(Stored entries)
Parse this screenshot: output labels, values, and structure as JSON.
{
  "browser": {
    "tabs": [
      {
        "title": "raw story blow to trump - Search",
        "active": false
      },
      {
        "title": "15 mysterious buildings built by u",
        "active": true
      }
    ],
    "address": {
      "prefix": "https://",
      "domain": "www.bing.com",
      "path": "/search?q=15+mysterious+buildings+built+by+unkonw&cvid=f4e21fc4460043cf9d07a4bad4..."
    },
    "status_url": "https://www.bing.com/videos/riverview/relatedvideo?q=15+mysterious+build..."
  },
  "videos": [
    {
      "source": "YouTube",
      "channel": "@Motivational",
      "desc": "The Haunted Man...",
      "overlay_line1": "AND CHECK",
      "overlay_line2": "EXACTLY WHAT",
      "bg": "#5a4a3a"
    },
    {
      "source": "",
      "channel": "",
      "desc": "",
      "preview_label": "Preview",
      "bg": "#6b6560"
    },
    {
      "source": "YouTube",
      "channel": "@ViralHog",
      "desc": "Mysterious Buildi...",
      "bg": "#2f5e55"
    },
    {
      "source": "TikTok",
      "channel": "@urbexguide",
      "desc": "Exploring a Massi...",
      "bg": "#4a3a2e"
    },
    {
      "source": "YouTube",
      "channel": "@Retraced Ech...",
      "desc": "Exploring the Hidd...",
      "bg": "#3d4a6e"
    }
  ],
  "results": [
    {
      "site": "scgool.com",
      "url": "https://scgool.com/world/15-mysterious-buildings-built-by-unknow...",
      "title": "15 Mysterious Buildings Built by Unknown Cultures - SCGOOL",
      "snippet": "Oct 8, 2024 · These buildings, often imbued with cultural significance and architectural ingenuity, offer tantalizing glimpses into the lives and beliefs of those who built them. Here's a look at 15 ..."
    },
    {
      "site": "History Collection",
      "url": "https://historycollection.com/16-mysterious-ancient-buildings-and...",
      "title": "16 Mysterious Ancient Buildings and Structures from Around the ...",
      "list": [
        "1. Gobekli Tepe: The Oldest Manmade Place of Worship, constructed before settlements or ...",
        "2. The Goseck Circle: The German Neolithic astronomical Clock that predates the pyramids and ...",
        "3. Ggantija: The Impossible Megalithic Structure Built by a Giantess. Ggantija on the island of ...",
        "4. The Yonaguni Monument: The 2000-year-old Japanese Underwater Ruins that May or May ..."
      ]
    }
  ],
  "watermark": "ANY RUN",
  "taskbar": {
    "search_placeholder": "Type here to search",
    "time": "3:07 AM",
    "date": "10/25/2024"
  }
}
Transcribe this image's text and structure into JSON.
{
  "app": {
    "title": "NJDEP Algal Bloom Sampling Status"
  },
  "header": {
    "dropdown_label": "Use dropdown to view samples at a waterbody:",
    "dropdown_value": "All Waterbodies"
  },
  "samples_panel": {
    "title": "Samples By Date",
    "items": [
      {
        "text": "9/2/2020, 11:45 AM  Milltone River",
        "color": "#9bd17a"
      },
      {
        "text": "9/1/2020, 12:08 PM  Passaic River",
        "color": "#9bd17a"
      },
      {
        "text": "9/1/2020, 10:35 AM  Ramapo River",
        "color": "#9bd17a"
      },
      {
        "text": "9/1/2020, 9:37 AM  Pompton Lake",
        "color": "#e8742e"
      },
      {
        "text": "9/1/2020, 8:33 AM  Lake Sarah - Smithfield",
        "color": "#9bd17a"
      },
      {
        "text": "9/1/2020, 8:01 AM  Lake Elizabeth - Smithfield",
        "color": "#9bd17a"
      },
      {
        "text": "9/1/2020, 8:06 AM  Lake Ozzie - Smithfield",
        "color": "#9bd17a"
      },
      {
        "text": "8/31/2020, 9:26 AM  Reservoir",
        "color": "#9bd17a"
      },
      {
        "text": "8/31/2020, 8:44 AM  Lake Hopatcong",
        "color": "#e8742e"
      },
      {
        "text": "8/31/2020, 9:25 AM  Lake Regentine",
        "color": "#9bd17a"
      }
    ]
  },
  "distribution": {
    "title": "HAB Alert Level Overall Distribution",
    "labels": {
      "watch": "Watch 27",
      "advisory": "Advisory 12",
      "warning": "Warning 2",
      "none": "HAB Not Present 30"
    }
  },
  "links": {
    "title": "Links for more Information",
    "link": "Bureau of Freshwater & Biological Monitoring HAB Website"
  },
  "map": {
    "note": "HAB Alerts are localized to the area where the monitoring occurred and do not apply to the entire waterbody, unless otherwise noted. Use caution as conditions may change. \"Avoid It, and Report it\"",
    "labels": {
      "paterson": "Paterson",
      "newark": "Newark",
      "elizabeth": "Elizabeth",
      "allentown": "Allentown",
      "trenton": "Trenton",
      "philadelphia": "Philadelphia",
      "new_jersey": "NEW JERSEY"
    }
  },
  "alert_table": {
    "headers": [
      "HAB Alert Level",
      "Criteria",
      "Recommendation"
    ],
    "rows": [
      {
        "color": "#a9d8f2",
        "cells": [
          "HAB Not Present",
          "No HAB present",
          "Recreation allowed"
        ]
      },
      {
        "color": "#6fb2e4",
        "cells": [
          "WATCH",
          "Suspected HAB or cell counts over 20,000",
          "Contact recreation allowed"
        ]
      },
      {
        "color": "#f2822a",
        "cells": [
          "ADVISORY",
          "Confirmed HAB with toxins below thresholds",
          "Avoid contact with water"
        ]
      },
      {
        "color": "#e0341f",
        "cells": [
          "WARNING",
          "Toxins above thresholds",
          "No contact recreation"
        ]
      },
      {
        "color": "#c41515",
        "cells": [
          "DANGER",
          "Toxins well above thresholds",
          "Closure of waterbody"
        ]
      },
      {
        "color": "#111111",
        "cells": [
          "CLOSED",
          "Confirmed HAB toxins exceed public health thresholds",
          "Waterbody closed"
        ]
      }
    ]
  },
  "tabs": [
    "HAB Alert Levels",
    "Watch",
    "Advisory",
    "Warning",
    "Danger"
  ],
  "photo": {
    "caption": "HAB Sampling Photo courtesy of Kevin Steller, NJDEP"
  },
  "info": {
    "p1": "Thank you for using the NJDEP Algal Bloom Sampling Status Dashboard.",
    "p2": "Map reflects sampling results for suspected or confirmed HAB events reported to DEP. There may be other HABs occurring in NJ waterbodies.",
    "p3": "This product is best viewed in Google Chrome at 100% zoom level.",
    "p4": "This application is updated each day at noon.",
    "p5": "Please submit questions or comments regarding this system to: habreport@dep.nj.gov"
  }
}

### WORK TASK
Nothing in the records may be dropped; reproduce them exactly.

### TASK OUTPUT
Parse this screenshot: output labels, values, and structure as JSON.
{
  "browser": {
    "tabs": [
      {
        "title": "raw story blow to trump - Search",
        "active": false
      },
      {
        "title": "15 mysterious buildings built by u",
        "active": true
      }
    ],
    "address": {
      "prefix": "https://",
      "domain": "www.bing.com",
      "path": "/search?q=15+mysterious+buildings+built+by+unkonw&cvid=f4e21fc4460043cf9d07a4bad4..."
    },
    "status_url": "https://www.bing.com/videos/riverview/relatedvideo?q=15+mysterious+build..."
  },
  "videos": [
    {
      "source": "YouTube",
      "channel": "@Motivational",
      "desc": "The Haunted Man...",
      "overlay_line1": "AND CHECK",
      "overlay_line2": "EXACTLY WHAT",
      "bg": "#5a4a3a"
    },
    {
      "source": "",
      "channel": "",
      "desc": "",
      "preview_label": "Preview",
      "bg": "#6b6560"
    },
    {
      "source": "YouTube",
      "channel": "@ViralHog",
      "desc": "Mysterious Buildi...",
      "bg": "#2f5e55"
    },
    {
      "source": "TikTok",
      "channel": "@urbexguide",
      "desc": "Exploring a Massi...",
      "bg": "#4a3a2e"
    },
    {
      "source": "YouTube",
      "channel": "@Retraced Ech...",
      "desc": "Exploring the Hidd...",
      "bg": "#3d4a6e"
    }
  ],
  "results": [
    {
      "site": "scgool.com",
      "url": "https://scgool.com/world/15-mysterious-buildings-built-by-unknow...",
      "title": "15 Mysterious Buildings Built by Unknown Cultures - SCGOOL",
      "snippet": "Oct 8, 2024 · These buildings, often imbued with cultural significance and architectural ingenuity, offer tantalizing glimpses into the lives and beliefs of those who built them. Here's a look at 15 ..."
    },
    {
      "site": "History Collection",
      "url": "https://historycollection.com/16-mysterious-ancient-buildings-and...",
      "title": "16 Mysterious Ancient Buildings and Structures from Around the ...",
      "list": [
        "1. Gobekli Tepe: The Oldest Manmade Place of Worship, constructed before settlements or ...",
        "2. The Goseck Circle: The German Neolithic astronomical Clock that predates the pyramids and ...",
        "3. Ggantija: The Impossible Megalithic Structure Built by a Giantess. Ggantija on the island of ...",
        "4. The Yonaguni Monument: The 2000-year-old Japanese Underwater Ruins that May or May ..."
      ]
    }
  ],
  "watermark": "ANY RUN",
  "taskbar": {
    "search_placeholder": "Type here to search",
    "time": "3:07 AM",
    "date": "10/25/2024"
  }
}
Transcribe this image's text and structure into JSON.
{
  "app": {
    "title": "NJDEP Algal Bloom Sampling Status"
  },
  "header": {
    "dropdown_label": "Use dropdown to view samples at a waterbody:",
    "dropdown_value": "All Waterbodies"
  },
  "samples_panel": {
    "title": "Samples By Date",
    "items": [
      {
        "text": "9/2/2020, 11:45 AM  Milltone River",
        "color": "#9bd17a"
      },
      {
        "text": "9/1/2020, 12:08 PM  Passaic River",
        "color": "#9bd17a"
      },
      {
        "text": "9/1/2020, 10:35 AM  Ramapo River",
        "color": "#9bd17a"
      },
      {
        "text": "9/1/2020, 9:37 AM  Pompton Lake",
        "color": "#e8742e"
      },
      {
        "text": "9/1/2020, 8:33 AM  Lake Sarah - Smithfield",
        "color": "#9bd17a"
      },
      {
        "text": "9/1/2020, 8:01 AM  Lake Elizabeth - Smithfield",
        "color": "#9bd17a"
      },
      {
        "text": "9/1/2020, 8:06 AM  Lake Ozzie - Smithfield",
        "color": "#9bd17a"
      },
      {
        "text": "8/31/2020, 9:26 AM  Reservoir",
        "color": "#9bd17a"
      },
      {
        "text": "8/31/2020, 8:44 AM  Lake Hopatcong",
        "color": "#e8742e"
      },
      {
        "text": "8/31/2020, 9:25 AM  Lake Regentine",
        "color": "#9bd17a"
      }
    ]
  },
  "distribution": {
    "title": "HAB Alert Level Overall Distribution",
    "labels": {
      "watch": "Watch 27",
      "advisory": "Advisory 12",
      "warning": "Warning 2",
      "none": "HAB Not Present 30"
    }
  },
  "links": {
    "title": "Links for more Information",
    "link": "Bureau of Freshwater & Biological Monitoring HAB Website"
  },
  "map": {
    "note": "HAB Alerts are localized to the area where the monitoring occurred and do not apply to the entire waterbody, unless otherwise noted. Use caution as conditions may change. \"Avoid It, and Report it\"",
    "labels": {
      "paterson": "Paterson",
      "newark": "Newark",
      "elizabeth": "Elizabeth",
      "allentown": "Allentown",
      "trenton": "Trenton",
      "philadelphia": "Philadelphia",
      "new_jersey": "NEW JERSEY"
    }
  },
  "alert_table": {
    "headers": [
      "HAB Alert Level",
      "Criteria",
      "Recommendation"
    ],
    "rows": [
      {
        "color": "#a9d8f2",
        "cells": [
          "HAB Not Present",
          "No HAB present",
          "Recreation allowed"
        ]
      },
      {
        "color": "#6fb2e4",
        "cells": [
          "WATCH",
          "Suspected HAB or cell counts over 20,000",
          "Contact recreation allowed"
        ]
      },
      {
        "color": "#f2822a",
        "cells": [
          "ADVISORY",
          "Confirmed HAB with toxins below thresholds",
          "Avoid contact with water"
        ]
      },
      {
        "color": "#e0341f",
        "cells": [
          "WARNING",
          "Toxins above thresholds",
          "No contact recreation"
        ]
      },
      {
        "color": "#c41515",
        "cells": [
          "DANGER",
          "Toxins well above thresholds",
          "Closure of waterbody"
        ]
      },
      {
        "color": "#111111",
        "cells": [
          "CLOSED",
          "Confirmed HAB toxins exceed public health thresholds",
          "Waterbody closed"
        ]
      }
    ]
  },
  "tabs": [
    "HAB Alert Levels",
    "Watch",
    "Advisory",
    "Warning",
    "Danger"
  ],
  "photo": {
    "caption": "HAB Sampling Photo courtesy of Kevin Steller, NJDEP"
  },
  "info": {
    "p1": "Thank you for using the NJDEP Algal Bloom Sampling Status Dashboard.",
    "p2": "Map reflects sampling results for suspected or confirmed HAB events reported to DEP. There may be other HABs occurring in NJ waterbodies.",
    "p3": "This product is best viewed in Google Chrome at 100% zoom level.",
    "p4": "This application is updated each day at noon.",
    "p5": "Please submit questions or comments regarding this system to: habreport@dep.nj.gov"
  }
}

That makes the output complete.